(JOB): Could you write out every record below exactly, leaving out any pictures?

(Extracted data entries):
⟨

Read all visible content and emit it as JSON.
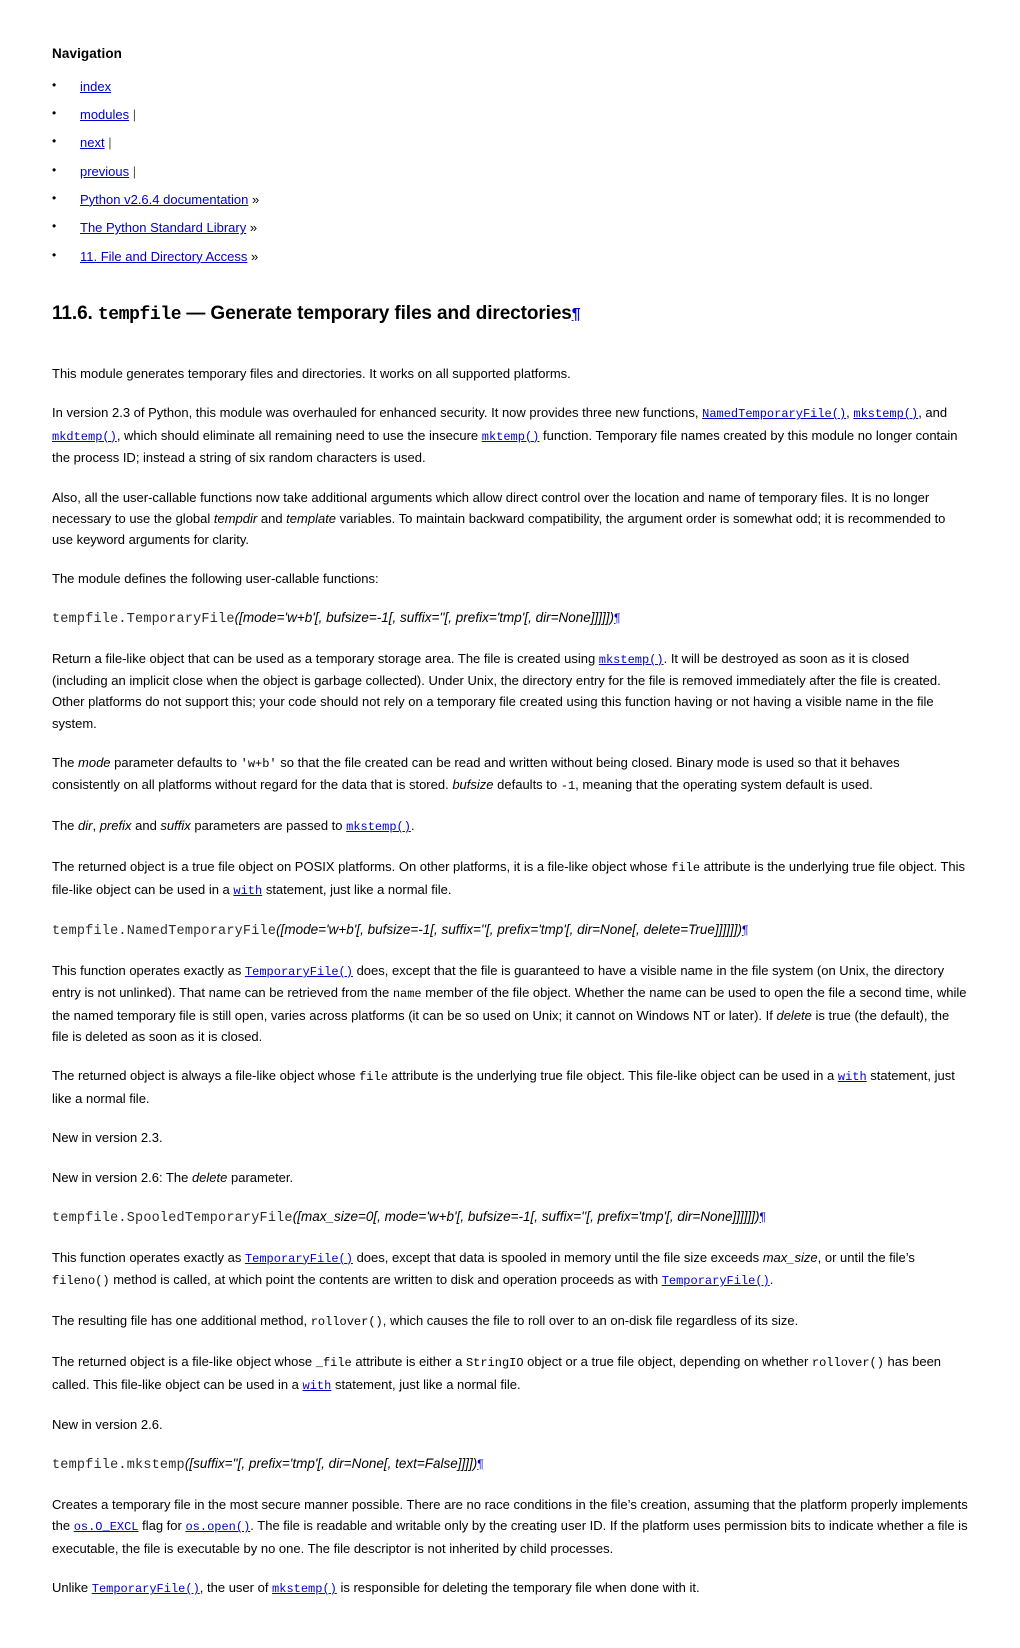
{
  "nav": {
    "title": "Navigation",
    "items": [
      {
        "label": "index",
        "trail": ""
      },
      {
        "label": "modules",
        "trail": "|"
      },
      {
        "label": "next",
        "trail": "|"
      },
      {
        "label": "previous",
        "trail": "|"
      },
      {
        "label": "Python v2.6.4 documentation",
        "trail": "»"
      },
      {
        "label": "The Python Standard Library",
        "trail": "»"
      },
      {
        "label": "11. File and Directory Access",
        "trail": "»"
      }
    ]
  },
  "heading": {
    "number": "11.6.",
    "module": "tempfile",
    "dash": "—",
    "rest": "Generate temporary files and directories",
    "pilcrow": "¶"
  },
  "colors": {
    "link": "#0000cc",
    "text": "#000000",
    "background": "#ffffff",
    "signature_name": "#2b2b2b"
  },
  "intro": {
    "p1": "This module generates temporary files and directories. It works on all supported platforms.",
    "p2_a": "In version 2.3 of Python, this module was overhauled for enhanced security. It now provides three new functions, ",
    "p2_link1": "NamedTemporaryFile()",
    "p2_b": ", ",
    "p2_link2": "mkstemp()",
    "p2_c": ", and ",
    "p2_link3": "mkdtemp()",
    "p2_d": ", which should eliminate all remaining need to use the insecure ",
    "p2_link4": "mktemp()",
    "p2_e": " function. Temporary file names created by this module no longer contain the process ID; instead a string of six random characters is used.",
    "p3_a": "Also, all the user-callable functions now take additional arguments which allow direct control over the location and name of temporary files. It is no longer necessary to use the global ",
    "p3_em1": "tempdir",
    "p3_b": " and ",
    "p3_em2": "template",
    "p3_c": " variables. To maintain backward compatibility, the argument order is somewhat odd; it is recommended to use keyword arguments for clarity.",
    "p4": "The module defines the following user-callable functions:"
  },
  "temporaryfile": {
    "sig_name": "tempfile.TemporaryFile",
    "sig_args": "([mode='w+b'[, bufsize=-1[, suffix=''[, prefix='tmp'[, dir=None]]]]])",
    "pilcrow": "¶",
    "d1_a": "Return a file-like object that can be used as a temporary storage area. The file is created using ",
    "d1_link": "mkstemp()",
    "d1_b": ". It will be destroyed as soon as it is closed (including an implicit close when the object is garbage collected). Under Unix, the directory entry for the file is removed immediately after the file is created. Other platforms do not support this; your code should not rely on a temporary file created using this function having or not having a visible name in the file system.",
    "d2_a": "The ",
    "d2_em1": "mode",
    "d2_b": " parameter defaults to ",
    "d2_code1": "'w+b'",
    "d2_c": " so that the file created can be read and written without being closed. Binary mode is used so that it behaves consistently on all platforms without regard for the data that is stored. ",
    "d2_em2": "bufsize",
    "d2_d": " defaults to ",
    "d2_code2": "-1",
    "d2_e": ", meaning that the operating system default is used.",
    "d3_a": "The ",
    "d3_em1": "dir",
    "d3_b": ", ",
    "d3_em2": "prefix",
    "d3_c": " and ",
    "d3_em3": "suffix",
    "d3_d": " parameters are passed to ",
    "d3_link": "mkstemp()",
    "d3_e": ".",
    "d4_a": "The returned object is a true file object on POSIX platforms. On other platforms, it is a file-like object whose ",
    "d4_code1": "file",
    "d4_b": " attribute is the underlying true file object. This file-like object can be used in a ",
    "d4_link": "with",
    "d4_c": " statement, just like a normal file."
  },
  "namedtemporaryfile": {
    "sig_name": "tempfile.NamedTemporaryFile",
    "sig_args": "([mode='w+b'[, bufsize=-1[, suffix=''[, prefix='tmp'[, dir=None[, delete=True]]]]]])",
    "pilcrow": "¶",
    "d1_a": "This function operates exactly as ",
    "d1_link": "TemporaryFile()",
    "d1_b": " does, except that the file is guaranteed to have a visible name in the file system (on Unix, the directory entry is not unlinked). That name can be retrieved from the ",
    "d1_code1": "name",
    "d1_c": " member of the file object. Whether the name can be used to open the file a second time, while the named temporary file is still open, varies across platforms (it can be so used on Unix; it cannot on Windows NT or later). If ",
    "d1_em1": "delete",
    "d1_d": " is true (the default), the file is deleted as soon as it is closed.",
    "d2_a": "The returned object is always a file-like object whose ",
    "d2_code1": "file",
    "d2_b": " attribute is the underlying true file object. This file-like object can be used in a ",
    "d2_link": "with",
    "d2_c": " statement, just like a normal file.",
    "new23": "New in version 2.3.",
    "new26_a": "New in version 2.6: The ",
    "new26_em": "delete",
    "new26_b": " parameter."
  },
  "spooledtemporaryfile": {
    "sig_name": "tempfile.SpooledTemporaryFile",
    "sig_args": "([max_size=0[, mode='w+b'[, bufsize=-1[, suffix=''[, prefix='tmp'[, dir=None]]]]]])",
    "pilcrow": "¶",
    "d1_a": "This function operates exactly as ",
    "d1_link": "TemporaryFile()",
    "d1_b": " does, except that data is spooled in memory until the file size exceeds ",
    "d1_em1": "max_size",
    "d1_c": ", or until the file’s ",
    "d1_code1": "fileno()",
    "d1_d": " method is called, at which point the contents are written to disk and operation proceeds as with ",
    "d1_link2": "TemporaryFile()",
    "d1_e": ".",
    "d2_a": "The resulting file has one additional method, ",
    "d2_code1": "rollover()",
    "d2_b": ", which causes the file to roll over to an on-disk file regardless of its size.",
    "d3_a": "The returned object is a file-like object whose ",
    "d3_code1": "_file",
    "d3_b": " attribute is either a ",
    "d3_code2": "StringIO",
    "d3_c": " object or a true file object, depending on whether ",
    "d3_code3": "rollover()",
    "d3_d": " has been called. This file-like object can be used in a ",
    "d3_link": "with",
    "d3_e": " statement, just like a normal file.",
    "new26": "New in version 2.6."
  },
  "mkstemp": {
    "sig_name": "tempfile.mkstemp",
    "sig_args": "([suffix=''[, prefix='tmp'[, dir=None[, text=False]]]])",
    "pilcrow": "¶",
    "d1_a": "Creates a temporary file in the most secure manner possible. There are no race conditions in the file’s creation, assuming that the platform properly implements the ",
    "d1_link1": "os.O_EXCL",
    "d1_b": " flag for ",
    "d1_link2": "os.open()",
    "d1_c": ". The file is readable and writable only by the creating user ID. If the platform uses permission bits to indicate whether a file is executable, the file is executable by no one. The file descriptor is not inherited by child processes.",
    "d2_a": "Unlike ",
    "d2_link1": "TemporaryFile()",
    "d2_b": ", the user of ",
    "d2_link2": "mkstemp()",
    "d2_c": " is responsible for deleting the temporary file when done with it."
  }
}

⟩

(EXPECTED ANSWER):
Read all visible content and emit it as JSON.
{
  "nav": {
    "title": "Navigation",
    "items": [
      {
        "label": "index",
        "trail": ""
      },
      {
        "label": "modules",
        "trail": "|"
      },
      {
        "label": "next",
        "trail": "|"
      },
      {
        "label": "previous",
        "trail": "|"
      },
      {
        "label": "Python v2.6.4 documentation",
        "trail": "»"
      },
      {
        "label": "The Python Standard Library",
        "trail": "»"
      },
      {
        "label": "11. File and Directory Access",
        "trail": "»"
      }
    ]
  },
  "heading": {
    "number": "11.6.",
    "module": "tempfile",
    "dash": "—",
    "rest": "Generate temporary files and directories",
    "pilcrow": "¶"
  },
  "colors": {
    "link": "#0000cc",
    "text": "#000000",
    "background": "#ffffff",
    "signature_name": "#2b2b2b"
  },
  "intro": {
    "p1": "This module generates temporary files and directories. It works on all supported platforms.",
    "p2_a": "In version 2.3 of Python, this module was overhauled for enhanced security. It now provides three new functions, ",
    "p2_link1": "NamedTemporaryFile()",
    "p2_b": ", ",
    "p2_link2": "mkstemp()",
    "p2_c": ", and ",
    "p2_link3": "mkdtemp()",
    "p2_d": ", which should eliminate all remaining need to use the insecure ",
    "p2_link4": "mktemp()",
    "p2_e": " function. Temporary file names created by this module no longer contain the process ID; instead a string of six random characters is used.",
    "p3_a": "Also, all the user-callable functions now take additional arguments which allow direct control over the location and name of temporary files. It is no longer necessary to use the global ",
    "p3_em1": "tempdir",
    "p3_b": " and ",
    "p3_em2": "template",
    "p3_c": " variables. To maintain backward compatibility, the argument order is somewhat odd; it is recommended to use keyword arguments for clarity.",
    "p4": "The module defines the following user-callable functions:"
  },
  "temporaryfile": {
    "sig_name": "tempfile.TemporaryFile",
    "sig_args": "([mode='w+b'[, bufsize=-1[, suffix=''[, prefix='tmp'[, dir=None]]]]])",
    "pilcrow": "¶",
    "d1_a": "Return a file-like object that can be used as a temporary storage area. The file is created using ",
    "d1_link": "mkstemp()",
    "d1_b": ". It will be destroyed as soon as it is closed (including an implicit close when the object is garbage collected). Under Unix, the directory entry for the file is removed immediately after the file is created. Other platforms do not support this; your code should not rely on a temporary file created using this function having or not having a visible name in the file system.",
    "d2_a": "The ",
    "d2_em1": "mode",
    "d2_b": " parameter defaults to ",
    "d2_code1": "'w+b'",
    "d2_c": " so that the file created can be read and written without being closed. Binary mode is used so that it behaves consistently on all platforms without regard for the data that is stored. ",
    "d2_em2": "bufsize",
    "d2_d": " defaults to ",
    "d2_code2": "-1",
    "d2_e": ", meaning that the operating system default is used.",
    "d3_a": "The ",
    "d3_em1": "dir",
    "d3_b": ", ",
    "d3_em2": "prefix",
    "d3_c": " and ",
    "d3_em3": "suffix",
    "d3_d": " parameters are passed to ",
    "d3_link": "mkstemp()",
    "d3_e": ".",
    "d4_a": "The returned object is a true file object on POSIX platforms. On other platforms, it is a file-like object whose ",
    "d4_code1": "file",
    "d4_b": " attribute is the underlying true file object. This file-like object can be used in a ",
    "d4_link": "with",
    "d4_c": " statement, just like a normal file."
  },
  "namedtemporaryfile": {
    "sig_name": "tempfile.NamedTemporaryFile",
    "sig_args": "([mode='w+b'[, bufsize=-1[, suffix=''[, prefix='tmp'[, dir=None[, delete=True]]]]]])",
    "pilcrow": "¶",
    "d1_a": "This function operates exactly as ",
    "d1_link": "TemporaryFile()",
    "d1_b": " does, except that the file is guaranteed to have a visible name in the file system (on Unix, the directory entry is not unlinked). That name can be retrieved from the ",
    "d1_code1": "name",
    "d1_c": " member of the file object. Whether the name can be used to open the file a second time, while the named temporary file is still open, varies across platforms (it can be so used on Unix; it cannot on Windows NT or later). If ",
    "d1_em1": "delete",
    "d1_d": " is true (the default), the file is deleted as soon as it is closed.",
    "d2_a": "The returned object is always a file-like object whose ",
    "d2_code1": "file",
    "d2_b": " attribute is the underlying true file object. This file-like object can be used in a ",
    "d2_link": "with",
    "d2_c": " statement, just like a normal file.",
    "new23": "New in version 2.3.",
    "new26_a": "New in version 2.6: The ",
    "new26_em": "delete",
    "new26_b": " parameter."
  },
  "spooledtemporaryfile": {
    "sig_name": "tempfile.SpooledTemporaryFile",
    "sig_args": "([max_size=0[, mode='w+b'[, bufsize=-1[, suffix=''[, prefix='tmp'[, dir=None]]]]]])",
    "pilcrow": "¶",
    "d1_a": "This function operates exactly as ",
    "d1_link": "TemporaryFile()",
    "d1_b": " does, except that data is spooled in memory until the file size exceeds ",
    "d1_em1": "max_size",
    "d1_c": ", or until the file’s ",
    "d1_code1": "fileno()",
    "d1_d": " method is called, at which point the contents are written to disk and operation proceeds as with ",
    "d1_link2": "TemporaryFile()",
    "d1_e": ".",
    "d2_a": "The resulting file has one additional method, ",
    "d2_code1": "rollover()",
    "d2_b": ", which causes the file to roll over to an on-disk file regardless of its size.",
    "d3_a": "The returned object is a file-like object whose ",
    "d3_code1": "_file",
    "d3_b": " attribute is either a ",
    "d3_code2": "StringIO",
    "d3_c": " object or a true file object, depending on whether ",
    "d3_code3": "rollover()",
    "d3_d": " has been called. This file-like object can be used in a ",
    "d3_link": "with",
    "d3_e": " statement, just like a normal file.",
    "new26": "New in version 2.6."
  },
  "mkstemp": {
    "sig_name": "tempfile.mkstemp",
    "sig_args": "([suffix=''[, prefix='tmp'[, dir=None[, text=False]]]])",
    "pilcrow": "¶",
    "d1_a": "Creates a temporary file in the most secure manner possible. There are no race conditions in the file’s creation, assuming that the platform properly implements the ",
    "d1_link1": "os.O_EXCL",
    "d1_b": " flag for ",
    "d1_link2": "os.open()",
    "d1_c": ". The file is readable and writable only by the creating user ID. If the platform uses permission bits to indicate whether a file is executable, the file is executable by no one. The file descriptor is not inherited by child processes.",
    "d2_a": "Unlike ",
    "d2_link1": "TemporaryFile()",
    "d2_b": ", the user of ",
    "d2_link2": "mkstemp()",
    "d2_c": " is responsible for deleting the temporary file when done with it."
  }
}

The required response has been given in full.